* **Goal**:
Select and copy every line in the rows that contains the word "Under".

* **Records for the task**:

##############################

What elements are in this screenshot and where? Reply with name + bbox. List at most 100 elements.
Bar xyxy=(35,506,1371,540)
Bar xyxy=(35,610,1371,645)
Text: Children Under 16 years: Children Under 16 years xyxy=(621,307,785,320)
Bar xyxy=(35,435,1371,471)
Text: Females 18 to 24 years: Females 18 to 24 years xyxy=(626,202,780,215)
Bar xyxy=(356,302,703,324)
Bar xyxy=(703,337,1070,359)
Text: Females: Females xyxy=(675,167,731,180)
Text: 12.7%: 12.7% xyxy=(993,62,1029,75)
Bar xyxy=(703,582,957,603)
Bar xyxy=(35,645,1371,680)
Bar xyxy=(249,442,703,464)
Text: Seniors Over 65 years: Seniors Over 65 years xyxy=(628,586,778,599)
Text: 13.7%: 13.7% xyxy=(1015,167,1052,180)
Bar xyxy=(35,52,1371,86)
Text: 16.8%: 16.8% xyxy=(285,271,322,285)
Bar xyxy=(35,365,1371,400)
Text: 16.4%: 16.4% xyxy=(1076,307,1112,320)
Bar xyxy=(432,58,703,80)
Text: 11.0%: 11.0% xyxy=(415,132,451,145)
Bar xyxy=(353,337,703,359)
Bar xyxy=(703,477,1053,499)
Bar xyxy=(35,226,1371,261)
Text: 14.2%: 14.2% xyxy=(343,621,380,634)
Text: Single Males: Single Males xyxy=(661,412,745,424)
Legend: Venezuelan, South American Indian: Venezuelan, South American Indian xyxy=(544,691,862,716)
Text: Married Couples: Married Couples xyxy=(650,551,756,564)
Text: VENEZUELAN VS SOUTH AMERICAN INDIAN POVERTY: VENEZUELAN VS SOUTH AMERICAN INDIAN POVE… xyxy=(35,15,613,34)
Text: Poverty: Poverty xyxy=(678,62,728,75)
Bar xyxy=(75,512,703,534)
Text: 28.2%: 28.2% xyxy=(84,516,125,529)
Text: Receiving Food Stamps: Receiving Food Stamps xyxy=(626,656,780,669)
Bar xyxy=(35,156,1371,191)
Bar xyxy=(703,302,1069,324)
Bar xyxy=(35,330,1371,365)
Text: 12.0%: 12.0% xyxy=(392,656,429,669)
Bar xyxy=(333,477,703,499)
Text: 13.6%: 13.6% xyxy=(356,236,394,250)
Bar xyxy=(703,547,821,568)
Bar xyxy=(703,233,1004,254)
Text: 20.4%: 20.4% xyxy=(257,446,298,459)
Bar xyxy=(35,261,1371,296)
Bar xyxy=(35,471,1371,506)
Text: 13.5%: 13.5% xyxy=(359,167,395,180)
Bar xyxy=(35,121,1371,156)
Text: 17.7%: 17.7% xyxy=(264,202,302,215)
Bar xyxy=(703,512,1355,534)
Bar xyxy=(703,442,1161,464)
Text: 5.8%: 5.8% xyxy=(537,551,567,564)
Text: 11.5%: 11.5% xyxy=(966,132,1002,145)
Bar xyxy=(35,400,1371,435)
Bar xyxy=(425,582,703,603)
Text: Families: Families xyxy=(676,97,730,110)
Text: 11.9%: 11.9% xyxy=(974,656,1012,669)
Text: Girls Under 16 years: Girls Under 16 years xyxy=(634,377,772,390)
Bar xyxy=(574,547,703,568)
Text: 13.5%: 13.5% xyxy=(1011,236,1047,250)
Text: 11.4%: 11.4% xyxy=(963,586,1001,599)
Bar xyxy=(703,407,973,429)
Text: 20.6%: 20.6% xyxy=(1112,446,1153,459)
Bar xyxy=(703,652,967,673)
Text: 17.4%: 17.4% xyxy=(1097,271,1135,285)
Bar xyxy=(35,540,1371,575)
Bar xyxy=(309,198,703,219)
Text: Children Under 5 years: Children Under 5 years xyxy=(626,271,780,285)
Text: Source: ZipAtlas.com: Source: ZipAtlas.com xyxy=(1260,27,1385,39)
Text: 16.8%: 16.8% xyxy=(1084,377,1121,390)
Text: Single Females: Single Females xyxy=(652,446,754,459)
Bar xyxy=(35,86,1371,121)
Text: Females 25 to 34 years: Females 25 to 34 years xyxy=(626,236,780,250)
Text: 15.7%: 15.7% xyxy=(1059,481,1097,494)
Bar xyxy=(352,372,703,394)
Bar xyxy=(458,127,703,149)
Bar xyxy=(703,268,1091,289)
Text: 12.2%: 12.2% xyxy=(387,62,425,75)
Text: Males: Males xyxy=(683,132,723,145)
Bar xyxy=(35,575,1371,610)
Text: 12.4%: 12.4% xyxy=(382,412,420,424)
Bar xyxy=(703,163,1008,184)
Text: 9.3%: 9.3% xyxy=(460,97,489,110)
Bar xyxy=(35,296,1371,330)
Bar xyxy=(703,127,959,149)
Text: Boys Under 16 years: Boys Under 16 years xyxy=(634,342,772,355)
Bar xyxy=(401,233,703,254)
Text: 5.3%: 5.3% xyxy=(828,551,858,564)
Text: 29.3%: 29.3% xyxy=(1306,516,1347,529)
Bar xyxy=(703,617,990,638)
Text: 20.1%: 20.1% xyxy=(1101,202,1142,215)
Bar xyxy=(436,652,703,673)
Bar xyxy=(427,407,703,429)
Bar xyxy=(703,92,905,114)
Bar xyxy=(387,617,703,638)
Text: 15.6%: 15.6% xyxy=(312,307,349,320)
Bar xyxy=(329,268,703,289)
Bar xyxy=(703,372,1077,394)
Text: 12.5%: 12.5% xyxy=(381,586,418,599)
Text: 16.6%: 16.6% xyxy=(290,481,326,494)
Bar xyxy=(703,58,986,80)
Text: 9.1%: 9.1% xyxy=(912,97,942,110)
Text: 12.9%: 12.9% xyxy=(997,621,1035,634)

##############################

* **Expected answer**:
Text: Children Under 16 years: Children Under 16 years xyxy=(621,307,785,320)
Text: Girls Under 16 years: Girls Under 16 years xyxy=(634,377,772,390)
Text: Children Under 5 years: Children Under 5 years xyxy=(626,271,780,285)
Text: Boys Under 16 years: Boys Under 16 years xyxy=(634,342,772,355)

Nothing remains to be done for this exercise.